> _EXERCISE TASK_: Gather all lines in the entries below that include the word "text".

> _GIVEN ENTRIES_:
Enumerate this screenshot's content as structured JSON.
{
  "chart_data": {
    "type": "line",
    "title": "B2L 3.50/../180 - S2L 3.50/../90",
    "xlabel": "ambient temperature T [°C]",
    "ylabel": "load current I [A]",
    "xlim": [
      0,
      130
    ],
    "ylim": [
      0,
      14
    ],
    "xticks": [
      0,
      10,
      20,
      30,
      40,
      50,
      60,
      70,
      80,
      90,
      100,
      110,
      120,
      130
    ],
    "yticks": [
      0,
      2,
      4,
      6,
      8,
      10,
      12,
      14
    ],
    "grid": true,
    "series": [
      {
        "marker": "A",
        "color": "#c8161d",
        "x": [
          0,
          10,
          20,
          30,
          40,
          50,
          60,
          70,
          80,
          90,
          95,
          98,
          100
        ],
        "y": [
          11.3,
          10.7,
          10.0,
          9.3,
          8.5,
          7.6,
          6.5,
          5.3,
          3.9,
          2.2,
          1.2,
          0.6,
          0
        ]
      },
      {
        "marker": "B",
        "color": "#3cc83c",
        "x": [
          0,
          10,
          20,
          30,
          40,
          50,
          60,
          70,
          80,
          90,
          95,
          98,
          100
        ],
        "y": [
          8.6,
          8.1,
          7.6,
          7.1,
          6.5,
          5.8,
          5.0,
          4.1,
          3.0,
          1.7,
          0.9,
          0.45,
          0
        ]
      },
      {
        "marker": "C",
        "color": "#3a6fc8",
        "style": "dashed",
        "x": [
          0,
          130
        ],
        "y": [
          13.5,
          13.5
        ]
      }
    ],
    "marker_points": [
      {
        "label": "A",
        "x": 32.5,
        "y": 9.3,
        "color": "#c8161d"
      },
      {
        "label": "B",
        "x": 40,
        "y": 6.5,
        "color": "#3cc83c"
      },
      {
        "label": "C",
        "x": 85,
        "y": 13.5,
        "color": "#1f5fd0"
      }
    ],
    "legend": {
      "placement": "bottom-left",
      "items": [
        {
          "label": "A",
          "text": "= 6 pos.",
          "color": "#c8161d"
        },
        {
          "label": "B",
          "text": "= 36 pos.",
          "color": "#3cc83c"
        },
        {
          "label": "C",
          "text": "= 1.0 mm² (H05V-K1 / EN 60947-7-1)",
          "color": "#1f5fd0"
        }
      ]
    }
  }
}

> _RESULT OF THIS EXERCISE_:
          "text": "= 6 pos.",
          "text": "= 36 pos.",
          "text": "= 1.0 mm² (H05V-K1 / EN 60947-7-1)",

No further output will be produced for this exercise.